— EXTRACTED DATA —

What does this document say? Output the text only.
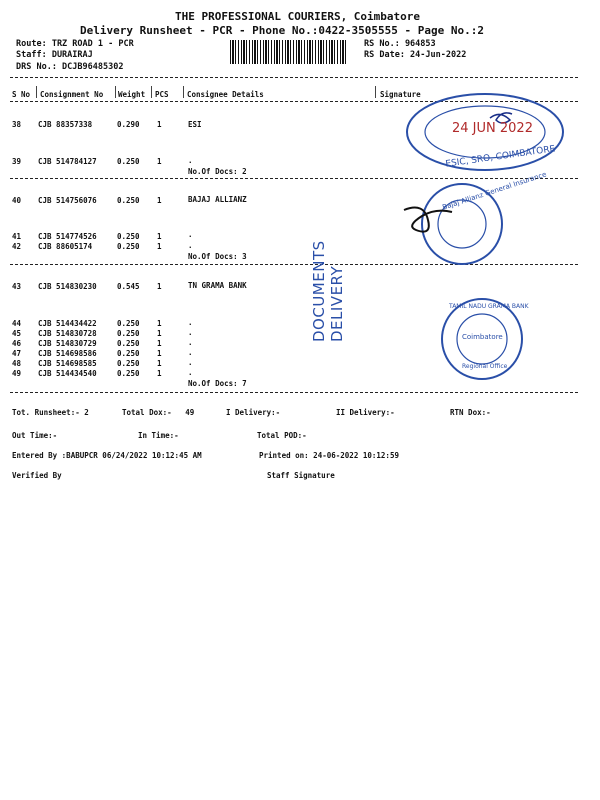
THE PROFESSIONAL COURIERS, Coimbatore
Delivery Runsheet - PCR - Phone No.:0422-3505555 - Page No.:2
Route: TRZ ROAD 1 - PCR
Staff: DURAIRAJ
DRS No.: DCJB96485302
RS No.: 964853
RS Date: 24-Jun-2022
S No Consignment No Weight PCS Consignee Details	Signature
38 CJB 88357338	0.290 1	ESI
39 CJB 514784127	0.250 1	.
No.Of Docs: 2
40 CJB 514756076	0.250 1	BAJAJ ALLIANZ
41 CJB 514774526	0.250 1	.
42 CJB 88605174	0.250 1	.
No.Of Docs: 3
43 CJB 514830230	0.545 1	TN GRAMA BANK
44 CJB 514434422	0.250 1	.
45 CJB 514830728	0.250 1	.
46 CJB 514830729	0.250 1	.
47 CJB 514698586	0.250 1	.
48 CJB 514698585	0.250 1	.
49 CJB 514434540	0.250 1	.
No.Of Docs: 7
DOCUMENTS DELIVERY
24 JUN 2022
ESIC, SRO, COIMBATORE
Bajaj Allianz General Insurance
TAMIL NADU GRAMA BANK
Coimbatore
Regional Office
Tot. Runsheet:- 2	Total Dox:-   49	I Delivery:-	II Delivery:-	RTN Dox:-
Out Time:-	In Time:-	Total POD:-
Entered By :BABUPCR 06/24/2022 10:12:45 AM	Printed on: 24-06-2022 10:12:59
Verified By	Staff Signature
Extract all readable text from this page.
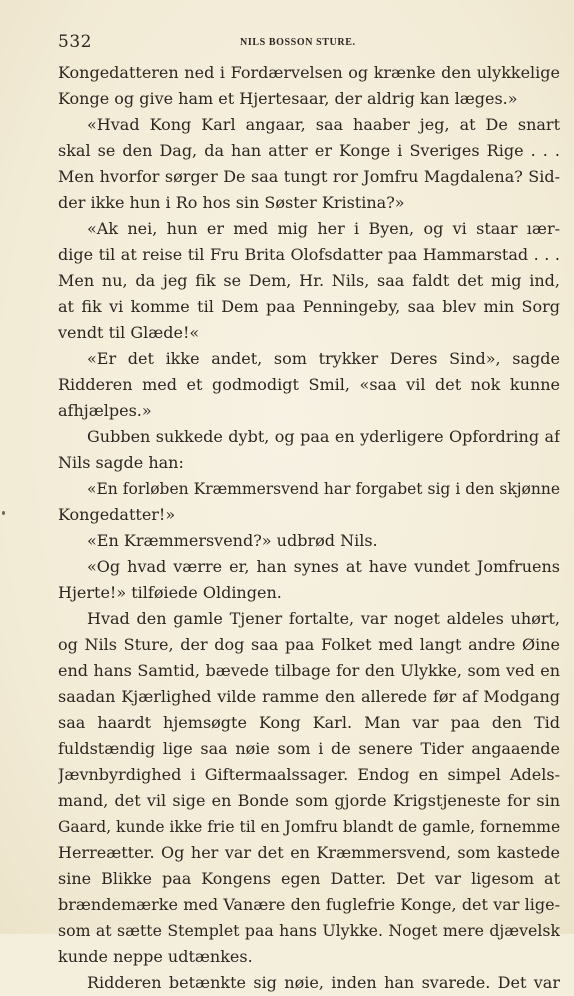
532	NILS BOSSON STURE.
Kongedatteren ned i Fordærvelsen og krænke den ulykkelige
Konge og give ham et Hjertesaar, der aldrig kan læges.»
«Hvad Kong Karl angaar, saa haaber jeg, at De snart
skal se den Dag, da han atter er Konge i Sveriges Rige . . .
Men hvorfor sørger De saa tungt ror Jomfru Magdalena? Sid-
der ikke hun i Ro hos sin Søster Kristina?»
«Ak nei, hun er med mig her i Byen, og vi staar ıær-
dige til at reise til Fru Brita Olofsdatter paa Hammarstad . . .
Men nu, da jeg fik se Dem, Hr. Nils, saa faldt det mig ind,
at fik vi komme til Dem paa Penningeby, saa blev min Sorg
vendt til Glæde!«
«Er det ikke andet, som trykker Deres Sind», sagde
Ridderen med et godmodigt Smil, «saa vil det nok kunne
afhjælpes.»
Gubben sukkede dybt, og paa en yderligere Opfordring af
Nils sagde han:
«En forløben Kræmmersvend har forgabet sig i den skjønne
Kongedatter!»
«En Kræmmersvend?» udbrød Nils.
«Og hvad værre er, han synes at have vundet Jomfruens
Hjerte!» tilføiede Oldingen.
Hvad den gamle Tjener fortalte, var noget aldeles uhørt,
og Nils Sture, der dog saa paa Folket med langt andre Øine
end hans Samtid, bævede tilbage for den Ulykke, som ved en
saadan Kjærlighed vilde ramme den allerede før af Modgang
saa haardt hjemsøgte Kong Karl. Man var paa den Tid
fuldstændig lige saa nøie som i de senere Tider angaaende
Jævnbyrdighed i Giftermaalssager. Endog en simpel Adels-
mand, det vil sige en Bonde som gjorde Krigstjeneste for sin
Gaard, kunde ikke frie til en Jomfru blandt de gamle, fornemme
Herreætter. Og her var det en Kræmmersvend, som kastede
sine Blikke paa Kongens egen Datter. Det var ligesom at
brændemærke med Vanære den fuglefrie Konge, det var lige-
som at sætte Stemplet paa hans Ulykke. Noget mere djævelsk
kunde neppe udtænkes.
Ridderen betænkte sig nøie, inden han svarede. Det var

— YOUR GOAL —
Every line of the data should be copied as it stands, without the images.

— CORRECT RESPONSE —
What does this document say? Output the text only.
THE PROFESSIONAL COURIERS, Coimbatore
Delivery Runsheet - PCR - Phone No.:0422-3505555 - Page No.:2
Route: TRZ ROAD 1 - PCR
Staff: DURAIRAJ
DRS No.: DCJB96485302
RS No.: 964853
RS Date: 24-Jun-2022
S No Consignment No Weight PCS Consignee Details	Signature
38 CJB 88357338	0.290 1	ESI
39 CJB 514784127	0.250 1	.
No.Of Docs: 2
40 CJB 514756076	0.250 1	BAJAJ ALLIANZ
41 CJB 514774526	0.250 1	.
42 CJB 88605174	0.250 1	.
No.Of Docs: 3
43 CJB 514830230	0.545 1	TN GRAMA BANK
44 CJB 514434422	0.250 1	.
45 CJB 514830728	0.250 1	.
46 CJB 514830729	0.250 1	.
47 CJB 514698586	0.250 1	.
48 CJB 514698585	0.250 1	.
49 CJB 514434540	0.250 1	.
No.Of Docs: 7
DOCUMENTS DELIVERY
24 JUN 2022
ESIC, SRO, COIMBATORE
Bajaj Allianz General Insurance
TAMIL NADU GRAMA BANK
Coimbatore
Regional Office
Tot. Runsheet:- 2	Total Dox:-   49	I Delivery:-	II Delivery:-	RTN Dox:-
Out Time:-	In Time:-	Total POD:-
Entered By :BABUPCR 06/24/2022 10:12:45 AM	Printed on: 24-06-2022 10:12:59
Verified By	Staff Signature
Extract all readable text from this page.
532	NILS BOSSON STURE.
Kongedatteren ned i Fordærvelsen og krænke den ulykkelige
Konge og give ham et Hjertesaar, der aldrig kan læges.»
«Hvad Kong Karl angaar, saa haaber jeg, at De snart
skal se den Dag, da han atter er Konge i Sveriges Rige . . .
Men hvorfor sørger De saa tungt ror Jomfru Magdalena? Sid-
der ikke hun i Ro hos sin Søster Kristina?»
«Ak nei, hun er med mig her i Byen, og vi staar ıær-
dige til at reise til Fru Brita Olofsdatter paa Hammarstad . . .
Men nu, da jeg fik se Dem, Hr. Nils, saa faldt det mig ind,
at fik vi komme til Dem paa Penningeby, saa blev min Sorg
vendt til Glæde!«
«Er det ikke andet, som trykker Deres Sind», sagde
Ridderen med et godmodigt Smil, «saa vil det nok kunne
afhjælpes.»
Gubben sukkede dybt, og paa en yderligere Opfordring af
Nils sagde han:
«En forløben Kræmmersvend har forgabet sig i den skjønne
Kongedatter!»
«En Kræmmersvend?» udbrød Nils.
«Og hvad værre er, han synes at have vundet Jomfruens
Hjerte!» tilføiede Oldingen.
Hvad den gamle Tjener fortalte, var noget aldeles uhørt,
og Nils Sture, der dog saa paa Folket med langt andre Øine
end hans Samtid, bævede tilbage for den Ulykke, som ved en
saadan Kjærlighed vilde ramme den allerede før af Modgang
saa haardt hjemsøgte Kong Karl. Man var paa den Tid
fuldstændig lige saa nøie som i de senere Tider angaaende
Jævnbyrdighed i Giftermaalssager. Endog en simpel Adels-
mand, det vil sige en Bonde som gjorde Krigstjeneste for sin
Gaard, kunde ikke frie til en Jomfru blandt de gamle, fornemme
Herreætter. Og her var det en Kræmmersvend, som kastede
sine Blikke paa Kongens egen Datter. Det var ligesom at
brændemærke med Vanære den fuglefrie Konge, det var lige-
som at sætte Stemplet paa hans Ulykke. Noget mere djævelsk
kunde neppe udtænkes.
Ridderen betænkte sig nøie, inden han svarede. Det var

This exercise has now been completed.